Data records:
- - -
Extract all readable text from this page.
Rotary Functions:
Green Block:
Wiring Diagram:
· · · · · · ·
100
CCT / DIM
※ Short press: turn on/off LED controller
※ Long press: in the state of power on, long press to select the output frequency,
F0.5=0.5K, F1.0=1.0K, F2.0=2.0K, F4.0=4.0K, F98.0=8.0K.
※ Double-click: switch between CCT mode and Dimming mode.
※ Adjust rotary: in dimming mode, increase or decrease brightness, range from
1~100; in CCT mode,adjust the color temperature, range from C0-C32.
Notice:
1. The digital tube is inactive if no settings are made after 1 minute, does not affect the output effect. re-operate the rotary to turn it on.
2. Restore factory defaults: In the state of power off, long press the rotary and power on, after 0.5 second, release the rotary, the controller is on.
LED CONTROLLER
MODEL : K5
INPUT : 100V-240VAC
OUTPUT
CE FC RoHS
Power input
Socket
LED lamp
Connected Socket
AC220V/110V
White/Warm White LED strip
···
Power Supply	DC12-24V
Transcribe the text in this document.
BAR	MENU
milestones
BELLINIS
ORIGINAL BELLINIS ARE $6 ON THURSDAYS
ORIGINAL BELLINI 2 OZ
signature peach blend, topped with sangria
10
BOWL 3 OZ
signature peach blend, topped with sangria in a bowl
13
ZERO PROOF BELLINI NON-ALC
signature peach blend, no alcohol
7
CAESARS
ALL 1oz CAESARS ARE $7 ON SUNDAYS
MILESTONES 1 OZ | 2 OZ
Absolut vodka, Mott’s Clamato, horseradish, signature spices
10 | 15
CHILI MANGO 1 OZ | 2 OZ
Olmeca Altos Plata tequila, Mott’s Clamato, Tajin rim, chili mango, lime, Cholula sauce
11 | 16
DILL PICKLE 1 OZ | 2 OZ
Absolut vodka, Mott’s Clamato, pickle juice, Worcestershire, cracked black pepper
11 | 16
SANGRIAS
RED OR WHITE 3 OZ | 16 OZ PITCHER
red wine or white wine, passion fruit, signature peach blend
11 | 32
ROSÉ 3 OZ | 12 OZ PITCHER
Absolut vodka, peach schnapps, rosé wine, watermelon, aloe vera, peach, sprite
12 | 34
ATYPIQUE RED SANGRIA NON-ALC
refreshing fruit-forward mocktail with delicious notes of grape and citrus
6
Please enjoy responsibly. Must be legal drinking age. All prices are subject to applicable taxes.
- - -
◆ Stated goal ◆
Write out all of the records once more, exactly.

◆ Exercise output ◆
Extract all readable text from this page.
Rotary Functions:
Green Block:
Wiring Diagram:
· · · · · · ·
100
CCT / DIM
※ Short press: turn on/off LED controller
※ Long press: in the state of power on, long press to select the output frequency,
F0.5=0.5K, F1.0=1.0K, F2.0=2.0K, F4.0=4.0K, F98.0=8.0K.
※ Double-click: switch between CCT mode and Dimming mode.
※ Adjust rotary: in dimming mode, increase or decrease brightness, range from
1~100; in CCT mode,adjust the color temperature, range from C0-C32.
Notice:
1. The digital tube is inactive if no settings are made after 1 minute, does not affect the output effect. re-operate the rotary to turn it on.
2. Restore factory defaults: In the state of power off, long press the rotary and power on, after 0.5 second, release the rotary, the controller is on.
LED CONTROLLER
MODEL : K5
INPUT : 100V-240VAC
OUTPUT
CE FC RoHS
Power input
Socket
LED lamp
Connected Socket
AC220V/110V
White/Warm White LED strip
···
Power Supply	DC12-24V
Transcribe the text in this document.
BAR	MENU
milestones
BELLINIS
ORIGINAL BELLINIS ARE $6 ON THURSDAYS
ORIGINAL BELLINI 2 OZ
signature peach blend, topped with sangria
10
BOWL 3 OZ
signature peach blend, topped with sangria in a bowl
13
ZERO PROOF BELLINI NON-ALC
signature peach blend, no alcohol
7
CAESARS
ALL 1oz CAESARS ARE $7 ON SUNDAYS
MILESTONES 1 OZ | 2 OZ
Absolut vodka, Mott’s Clamato, horseradish, signature spices
10 | 15
CHILI MANGO 1 OZ | 2 OZ
Olmeca Altos Plata tequila, Mott’s Clamato, Tajin rim, chili mango, lime, Cholula sauce
11 | 16
DILL PICKLE 1 OZ | 2 OZ
Absolut vodka, Mott’s Clamato, pickle juice, Worcestershire, cracked black pepper
11 | 16
SANGRIAS
RED OR WHITE 3 OZ | 16 OZ PITCHER
red wine or white wine, passion fruit, signature peach blend
11 | 32
ROSÉ 3 OZ | 12 OZ PITCHER
Absolut vodka, peach schnapps, rosé wine, watermelon, aloe vera, peach, sprite
12 | 34
ATYPIQUE RED SANGRIA NON-ALC
refreshing fruit-forward mocktail with delicious notes of grape and citrus
6
Please enjoy responsibly. Must be legal drinking age. All prices are subject to applicable taxes.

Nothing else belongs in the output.